> [AIM OF THE EXERCISE]:
Please repeat all of the lines that follow, exactly as written.

> [MATERIAL FOR THIS EXERCISE]:
|---|
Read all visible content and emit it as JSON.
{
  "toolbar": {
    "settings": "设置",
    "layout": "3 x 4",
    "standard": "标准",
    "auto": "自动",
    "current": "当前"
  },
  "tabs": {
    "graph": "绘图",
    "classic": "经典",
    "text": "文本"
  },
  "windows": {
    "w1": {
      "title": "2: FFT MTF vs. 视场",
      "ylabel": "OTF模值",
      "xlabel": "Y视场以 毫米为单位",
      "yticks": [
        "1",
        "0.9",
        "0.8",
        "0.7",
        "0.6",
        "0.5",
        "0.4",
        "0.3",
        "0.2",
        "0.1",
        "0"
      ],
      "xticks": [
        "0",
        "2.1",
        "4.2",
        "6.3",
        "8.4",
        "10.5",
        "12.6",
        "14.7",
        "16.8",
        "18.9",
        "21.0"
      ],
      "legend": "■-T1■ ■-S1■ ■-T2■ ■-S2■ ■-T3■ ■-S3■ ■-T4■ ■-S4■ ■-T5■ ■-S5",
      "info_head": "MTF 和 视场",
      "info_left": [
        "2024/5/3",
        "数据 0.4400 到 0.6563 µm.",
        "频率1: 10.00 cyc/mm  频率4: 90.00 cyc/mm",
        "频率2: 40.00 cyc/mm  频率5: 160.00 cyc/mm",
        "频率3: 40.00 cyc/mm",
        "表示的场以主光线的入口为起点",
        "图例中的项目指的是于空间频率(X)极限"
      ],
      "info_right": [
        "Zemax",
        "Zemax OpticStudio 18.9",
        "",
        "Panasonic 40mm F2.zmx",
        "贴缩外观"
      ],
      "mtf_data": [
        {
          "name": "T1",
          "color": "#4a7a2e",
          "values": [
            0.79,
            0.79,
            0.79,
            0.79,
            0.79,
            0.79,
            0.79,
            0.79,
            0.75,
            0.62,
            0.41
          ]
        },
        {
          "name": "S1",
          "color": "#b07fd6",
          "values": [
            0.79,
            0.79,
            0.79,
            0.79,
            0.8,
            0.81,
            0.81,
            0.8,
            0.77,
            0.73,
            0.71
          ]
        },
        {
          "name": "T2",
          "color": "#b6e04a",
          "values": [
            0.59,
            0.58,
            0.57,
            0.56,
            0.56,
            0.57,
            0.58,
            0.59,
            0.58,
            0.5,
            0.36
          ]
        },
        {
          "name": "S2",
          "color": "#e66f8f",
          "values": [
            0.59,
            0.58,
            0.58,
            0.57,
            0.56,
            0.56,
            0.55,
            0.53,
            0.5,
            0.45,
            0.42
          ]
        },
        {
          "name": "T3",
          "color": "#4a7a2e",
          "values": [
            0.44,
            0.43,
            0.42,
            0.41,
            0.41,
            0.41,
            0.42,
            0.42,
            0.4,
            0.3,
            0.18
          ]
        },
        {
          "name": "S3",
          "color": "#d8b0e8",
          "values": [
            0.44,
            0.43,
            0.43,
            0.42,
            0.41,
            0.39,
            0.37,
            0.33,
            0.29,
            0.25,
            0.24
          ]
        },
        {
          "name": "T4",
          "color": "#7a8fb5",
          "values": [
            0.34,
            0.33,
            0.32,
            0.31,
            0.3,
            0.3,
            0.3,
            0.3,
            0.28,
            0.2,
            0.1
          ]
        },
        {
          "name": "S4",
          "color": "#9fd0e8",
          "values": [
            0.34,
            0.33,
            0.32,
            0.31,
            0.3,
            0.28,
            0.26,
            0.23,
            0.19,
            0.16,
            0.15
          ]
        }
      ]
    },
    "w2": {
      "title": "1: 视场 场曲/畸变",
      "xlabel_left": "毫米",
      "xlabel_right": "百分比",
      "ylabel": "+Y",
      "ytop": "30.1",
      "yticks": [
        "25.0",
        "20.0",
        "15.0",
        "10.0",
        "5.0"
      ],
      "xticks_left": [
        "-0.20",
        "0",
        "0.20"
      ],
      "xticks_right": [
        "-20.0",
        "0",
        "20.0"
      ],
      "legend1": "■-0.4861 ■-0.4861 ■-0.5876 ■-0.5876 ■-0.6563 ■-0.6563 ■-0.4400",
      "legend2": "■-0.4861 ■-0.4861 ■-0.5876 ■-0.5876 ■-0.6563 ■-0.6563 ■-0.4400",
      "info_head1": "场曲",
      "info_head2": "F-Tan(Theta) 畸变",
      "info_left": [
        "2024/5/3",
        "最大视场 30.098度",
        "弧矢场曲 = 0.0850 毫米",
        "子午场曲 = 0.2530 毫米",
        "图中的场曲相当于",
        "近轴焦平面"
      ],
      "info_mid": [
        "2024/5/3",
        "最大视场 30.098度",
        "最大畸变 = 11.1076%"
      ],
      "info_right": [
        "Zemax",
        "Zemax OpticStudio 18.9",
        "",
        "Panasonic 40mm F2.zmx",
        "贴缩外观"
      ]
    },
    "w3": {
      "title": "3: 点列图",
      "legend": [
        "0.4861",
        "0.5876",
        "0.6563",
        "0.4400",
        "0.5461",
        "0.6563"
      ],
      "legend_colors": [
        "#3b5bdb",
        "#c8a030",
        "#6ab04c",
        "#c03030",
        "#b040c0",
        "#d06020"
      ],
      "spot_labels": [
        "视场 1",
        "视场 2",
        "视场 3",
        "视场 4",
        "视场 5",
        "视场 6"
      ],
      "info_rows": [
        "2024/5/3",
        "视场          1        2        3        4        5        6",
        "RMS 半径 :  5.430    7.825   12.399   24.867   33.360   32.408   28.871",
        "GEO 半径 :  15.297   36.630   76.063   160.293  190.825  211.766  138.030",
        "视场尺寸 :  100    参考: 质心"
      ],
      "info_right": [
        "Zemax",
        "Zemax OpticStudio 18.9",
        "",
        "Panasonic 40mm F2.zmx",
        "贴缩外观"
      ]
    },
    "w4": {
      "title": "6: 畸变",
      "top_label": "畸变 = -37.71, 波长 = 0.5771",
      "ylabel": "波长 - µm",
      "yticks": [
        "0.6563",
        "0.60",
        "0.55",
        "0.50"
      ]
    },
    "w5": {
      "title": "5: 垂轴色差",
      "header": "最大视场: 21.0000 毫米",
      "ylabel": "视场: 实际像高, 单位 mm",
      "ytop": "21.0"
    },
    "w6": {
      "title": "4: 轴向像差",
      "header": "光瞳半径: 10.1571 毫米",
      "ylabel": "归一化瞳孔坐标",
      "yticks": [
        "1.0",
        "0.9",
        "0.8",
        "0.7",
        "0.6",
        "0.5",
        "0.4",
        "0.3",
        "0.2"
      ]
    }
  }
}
|---|
> [CORRECT RESULT]:
Read all visible content and emit it as JSON.
{
  "toolbar": {
    "settings": "设置",
    "layout": "3 x 4",
    "standard": "标准",
    "auto": "自动",
    "current": "当前"
  },
  "tabs": {
    "graph": "绘图",
    "classic": "经典",
    "text": "文本"
  },
  "windows": {
    "w1": {
      "title": "2: FFT MTF vs. 视场",
      "ylabel": "OTF模值",
      "xlabel": "Y视场以 毫米为单位",
      "yticks": [
        "1",
        "0.9",
        "0.8",
        "0.7",
        "0.6",
        "0.5",
        "0.4",
        "0.3",
        "0.2",
        "0.1",
        "0"
      ],
      "xticks": [
        "0",
        "2.1",
        "4.2",
        "6.3",
        "8.4",
        "10.5",
        "12.6",
        "14.7",
        "16.8",
        "18.9",
        "21.0"
      ],
      "legend": "■-T1■ ■-S1■ ■-T2■ ■-S2■ ■-T3■ ■-S3■ ■-T4■ ■-S4■ ■-T5■ ■-S5",
      "info_head": "MTF 和 视场",
      "info_left": [
        "2024/5/3",
        "数据 0.4400 到 0.6563 µm.",
        "频率1: 10.00 cyc/mm  频率4: 90.00 cyc/mm",
        "频率2: 40.00 cyc/mm  频率5: 160.00 cyc/mm",
        "频率3: 40.00 cyc/mm",
        "表示的场以主光线的入口为起点",
        "图例中的项目指的是于空间频率(X)极限"
      ],
      "info_right": [
        "Zemax",
        "Zemax OpticStudio 18.9",
        "",
        "Panasonic 40mm F2.zmx",
        "贴缩外观"
      ],
      "mtf_data": [
        {
          "name": "T1",
          "color": "#4a7a2e",
          "values": [
            0.79,
            0.79,
            0.79,
            0.79,
            0.79,
            0.79,
            0.79,
            0.79,
            0.75,
            0.62,
            0.41
          ]
        },
        {
          "name": "S1",
          "color": "#b07fd6",
          "values": [
            0.79,
            0.79,
            0.79,
            0.79,
            0.8,
            0.81,
            0.81,
            0.8,
            0.77,
            0.73,
            0.71
          ]
        },
        {
          "name": "T2",
          "color": "#b6e04a",
          "values": [
            0.59,
            0.58,
            0.57,
            0.56,
            0.56,
            0.57,
            0.58,
            0.59,
            0.58,
            0.5,
            0.36
          ]
        },
        {
          "name": "S2",
          "color": "#e66f8f",
          "values": [
            0.59,
            0.58,
            0.58,
            0.57,
            0.56,
            0.56,
            0.55,
            0.53,
            0.5,
            0.45,
            0.42
          ]
        },
        {
          "name": "T3",
          "color": "#4a7a2e",
          "values": [
            0.44,
            0.43,
            0.42,
            0.41,
            0.41,
            0.41,
            0.42,
            0.42,
            0.4,
            0.3,
            0.18
          ]
        },
        {
          "name": "S3",
          "color": "#d8b0e8",
          "values": [
            0.44,
            0.43,
            0.43,
            0.42,
            0.41,
            0.39,
            0.37,
            0.33,
            0.29,
            0.25,
            0.24
          ]
        },
        {
          "name": "T4",
          "color": "#7a8fb5",
          "values": [
            0.34,
            0.33,
            0.32,
            0.31,
            0.3,
            0.3,
            0.3,
            0.3,
            0.28,
            0.2,
            0.1
          ]
        },
        {
          "name": "S4",
          "color": "#9fd0e8",
          "values": [
            0.34,
            0.33,
            0.32,
            0.31,
            0.3,
            0.28,
            0.26,
            0.23,
            0.19,
            0.16,
            0.15
          ]
        }
      ]
    },
    "w2": {
      "title": "1: 视场 场曲/畸变",
      "xlabel_left": "毫米",
      "xlabel_right": "百分比",
      "ylabel": "+Y",
      "ytop": "30.1",
      "yticks": [
        "25.0",
        "20.0",
        "15.0",
        "10.0",
        "5.0"
      ],
      "xticks_left": [
        "-0.20",
        "0",
        "0.20"
      ],
      "xticks_right": [
        "-20.0",
        "0",
        "20.0"
      ],
      "legend1": "■-0.4861 ■-0.4861 ■-0.5876 ■-0.5876 ■-0.6563 ■-0.6563 ■-0.4400",
      "legend2": "■-0.4861 ■-0.4861 ■-0.5876 ■-0.5876 ■-0.6563 ■-0.6563 ■-0.4400",
      "info_head1": "场曲",
      "info_head2": "F-Tan(Theta) 畸变",
      "info_left": [
        "2024/5/3",
        "最大视场 30.098度",
        "弧矢场曲 = 0.0850 毫米",
        "子午场曲 = 0.2530 毫米",
        "图中的场曲相当于",
        "近轴焦平面"
      ],
      "info_mid": [
        "2024/5/3",
        "最大视场 30.098度",
        "最大畸变 = 11.1076%"
      ],
      "info_right": [
        "Zemax",
        "Zemax OpticStudio 18.9",
        "",
        "Panasonic 40mm F2.zmx",
        "贴缩外观"
      ]
    },
    "w3": {
      "title": "3: 点列图",
      "legend": [
        "0.4861",
        "0.5876",
        "0.6563",
        "0.4400",
        "0.5461",
        "0.6563"
      ],
      "legend_colors": [
        "#3b5bdb",
        "#c8a030",
        "#6ab04c",
        "#c03030",
        "#b040c0",
        "#d06020"
      ],
      "spot_labels": [
        "视场 1",
        "视场 2",
        "视场 3",
        "视场 4",
        "视场 5",
        "视场 6"
      ],
      "info_rows": [
        "2024/5/3",
        "视场          1        2        3        4        5        6",
        "RMS 半径 :  5.430    7.825   12.399   24.867   33.360   32.408   28.871",
        "GEO 半径 :  15.297   36.630   76.063   160.293  190.825  211.766  138.030",
        "视场尺寸 :  100    参考: 质心"
      ],
      "info_right": [
        "Zemax",
        "Zemax OpticStudio 18.9",
        "",
        "Panasonic 40mm F2.zmx",
        "贴缩外观"
      ]
    },
    "w4": {
      "title": "6: 畸变",
      "top_label": "畸变 = -37.71, 波长 = 0.5771",
      "ylabel": "波长 - µm",
      "yticks": [
        "0.6563",
        "0.60",
        "0.55",
        "0.50"
      ]
    },
    "w5": {
      "title": "5: 垂轴色差",
      "header": "最大视场: 21.0000 毫米",
      "ylabel": "视场: 实际像高, 单位 mm",
      "ytop": "21.0"
    },
    "w6": {
      "title": "4: 轴向像差",
      "header": "光瞳半径: 10.1571 毫米",
      "ylabel": "归一化瞳孔坐标",
      "yticks": [
        "1.0",
        "0.9",
        "0.8",
        "0.7",
        "0.6",
        "0.5",
        "0.4",
        "0.3",
        "0.2"
      ]
    }
  }
}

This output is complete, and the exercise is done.